======== 提示された文章 ========

常に死と隣り合わせの過酷な現場で、命を張って米国市民の平和を守る日本人女性の姿がある。ロサンゼルス市警察に勤務するYURI氏は2人の子供を抱えるシングルマザーでありながら34歳で警察学校に入学、軍隊並みにの過酷な訓練を耐え抜き、警察官になった。
現在、LA近郊の警察署に勤務するYURI氏は毎朝3時に起床して日課の筋トレをこなし、早朝5時前に出勤する。
「主な任務は地域のパトロールで、勤務中は15kgある防弾チョッキを装着します。私はまだ人を撃ったことはありませんが、銃をホルスターから出すのはほぼ毎日。日本では警察官が盗難車を見つけたらそのまま車に近寄りますが、銃社会のアメリカでは車の中に銃があることが前提。警察官は車に銃を向けながらアプローチする。実際に盗難車のドライバーが警察官に発砲する事件が日常的に起こっています」
映画のようなカーチェイスも経験した。
「いつかやってみたかったのですが、実際に経験するとアドレナリンが出まくって、『これ映画じゃん!』と思いました(笑)。日本ではパトカーが犯人の車に衝突するのはNGかもしれませんが、こちらでは犯人の身柄確保が最優先で、車体をぶつけるのは当たり前。特別な訓練を受けた警察官は、犯人の車の後部にパトカーをぶつけて相手を回転させる『ピット』という技術を習得しています。犯人の車を回転させてから、パトカーを駆け降りた警察官が一斉に相手に銃口を向けてホールドアップさせるんです」

======== 提供エントリ ========

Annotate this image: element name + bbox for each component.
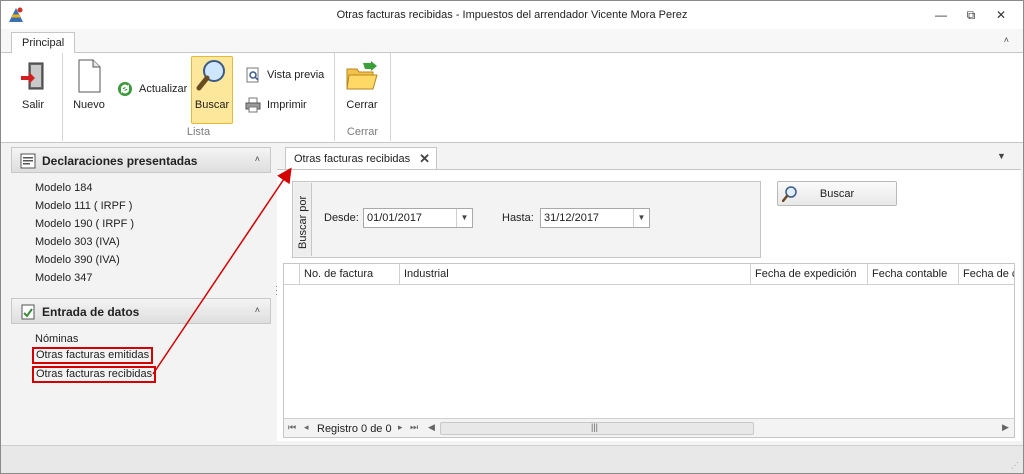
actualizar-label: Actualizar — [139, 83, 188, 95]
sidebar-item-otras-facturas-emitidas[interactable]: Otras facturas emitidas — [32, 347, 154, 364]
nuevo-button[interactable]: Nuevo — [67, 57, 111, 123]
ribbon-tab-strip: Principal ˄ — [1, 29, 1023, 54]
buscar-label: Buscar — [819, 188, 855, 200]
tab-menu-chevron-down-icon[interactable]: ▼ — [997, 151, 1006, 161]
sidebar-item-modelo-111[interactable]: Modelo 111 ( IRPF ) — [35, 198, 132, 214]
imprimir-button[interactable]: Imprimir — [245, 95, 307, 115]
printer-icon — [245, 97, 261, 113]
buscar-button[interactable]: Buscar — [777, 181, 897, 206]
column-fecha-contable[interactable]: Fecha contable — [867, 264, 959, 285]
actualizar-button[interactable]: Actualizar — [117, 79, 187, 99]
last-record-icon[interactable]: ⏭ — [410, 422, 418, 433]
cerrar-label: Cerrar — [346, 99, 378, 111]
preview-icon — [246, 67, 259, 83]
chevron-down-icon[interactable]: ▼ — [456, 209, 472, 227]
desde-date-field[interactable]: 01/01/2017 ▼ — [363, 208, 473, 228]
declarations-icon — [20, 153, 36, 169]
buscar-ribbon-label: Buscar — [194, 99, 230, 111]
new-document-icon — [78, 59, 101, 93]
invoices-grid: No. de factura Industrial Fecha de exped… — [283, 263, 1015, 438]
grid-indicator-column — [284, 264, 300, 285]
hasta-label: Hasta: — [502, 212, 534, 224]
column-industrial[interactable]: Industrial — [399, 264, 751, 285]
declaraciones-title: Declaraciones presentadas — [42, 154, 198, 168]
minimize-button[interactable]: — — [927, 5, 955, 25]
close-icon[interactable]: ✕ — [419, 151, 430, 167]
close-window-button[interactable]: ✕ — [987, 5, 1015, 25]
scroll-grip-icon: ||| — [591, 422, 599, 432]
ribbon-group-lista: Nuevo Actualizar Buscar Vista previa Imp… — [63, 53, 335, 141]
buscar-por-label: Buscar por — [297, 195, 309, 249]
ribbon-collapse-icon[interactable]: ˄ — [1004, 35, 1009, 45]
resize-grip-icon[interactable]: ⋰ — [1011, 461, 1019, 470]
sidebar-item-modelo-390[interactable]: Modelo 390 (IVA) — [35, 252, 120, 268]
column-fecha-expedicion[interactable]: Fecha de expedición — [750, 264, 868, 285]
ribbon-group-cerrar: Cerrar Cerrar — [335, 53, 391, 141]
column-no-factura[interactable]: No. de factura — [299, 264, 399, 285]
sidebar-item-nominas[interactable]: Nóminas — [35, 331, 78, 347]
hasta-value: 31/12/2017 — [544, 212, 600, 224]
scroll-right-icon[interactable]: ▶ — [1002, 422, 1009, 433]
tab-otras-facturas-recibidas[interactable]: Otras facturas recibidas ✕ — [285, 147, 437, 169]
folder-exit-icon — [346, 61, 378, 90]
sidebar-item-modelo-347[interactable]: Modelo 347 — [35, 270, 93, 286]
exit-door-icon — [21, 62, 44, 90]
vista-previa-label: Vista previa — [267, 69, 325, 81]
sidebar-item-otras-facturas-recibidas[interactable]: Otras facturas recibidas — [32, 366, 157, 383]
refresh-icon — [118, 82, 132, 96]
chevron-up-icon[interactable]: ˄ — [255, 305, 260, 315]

========

**ミニ課題 A**
エントリの中で「actualizar-label: Actualizar —」がある行から始めて、「buscar-ribbon-label: Buscar —」がある行で終わるまで、その範囲の行をそのまま返してください。両端の行も含めます。
**ミニ課題 B**
ロス市警の日本人女性警察官についての文章を、最後の文のあとから書き継いでください。
ロス市警の日本人女性警察官についての文章とエントリは、互いにつながりがありません。

**課題の答え A**
actualizar-label: Actualizar — [139, 83, 188, 95]
sidebar-item-otras-facturas-emitidas[interactable]: Otras facturas emitidas — [32, 347, 154, 364]
nuevo-button[interactable]: Nuevo — [67, 57, 111, 123]
ribbon-tab-strip: Principal ˄ — [1, 29, 1023, 54]
buscar-label: Buscar — [819, 188, 855, 200]
tab-menu-chevron-down-icon[interactable]: ▼ — [997, 151, 1006, 161]
sidebar-item-modelo-111[interactable]: Modelo 111 ( IRPF ) — [35, 198, 132, 214]
imprimir-button[interactable]: Imprimir — [245, 95, 307, 115]
printer-icon — [245, 97, 261, 113]
buscar-button[interactable]: Buscar — [777, 181, 897, 206]
column-fecha-contable[interactable]: Fecha contable — [867, 264, 959, 285]
actualizar-button[interactable]: Actualizar — [117, 79, 187, 99]
last-record-icon[interactable]: ⏭ — [410, 422, 418, 433]
cerrar-label: Cerrar — [346, 99, 378, 111]
preview-icon — [246, 67, 259, 83]
chevron-down-icon[interactable]: ▼ — [456, 209, 472, 227]
desde-date-field[interactable]: 01/01/2017 ▼ — [363, 208, 473, 228]
declarations-icon — [20, 153, 36, 169]
buscar-ribbon-label: Buscar — [194, 99, 230, 111]

**課題の答え B**
自分の身は自分で守るしかない。YURI氏はプライベートでも24時間銃を手放さない。銃のメンテナンスが趣味となり、時間があれば自宅でネットフリックスを見ながら銃を分解する。
さらに凶悪犯との接近戦に備えて、イスラエル軍発祥の戦闘術「クラヴ・マガ」も身に付けた。
それでも、生命にかかわる危機を迎えることがある。
一人夜勤のある晩、彼女がパトカーを停めてトイレに歩いていると、背後から近づいた何者かに突然首を絞められた。
「私よりガタイのいい薬物使用者で、咄嗟に応援を呼んで銃を取られないよう心がけました。警察官の制服には応援を要請する無線用のボタンが装着されていて、それを押すと近隣の警察署や警ら中の警察官が最優先事項として現場に急行します。私が襲われた時も、咄嗟にボタンを押して相手と格闘している最中に仲間が駆けつけて、危機を脱しました」
こうした突然の襲撃が最も脅威だと語る。
「シューティング(銃撃戦)は心の準備もできるし、厳しい訓練を積んだので対応できます。急に背後から襲われるような状況が最も危険ですね」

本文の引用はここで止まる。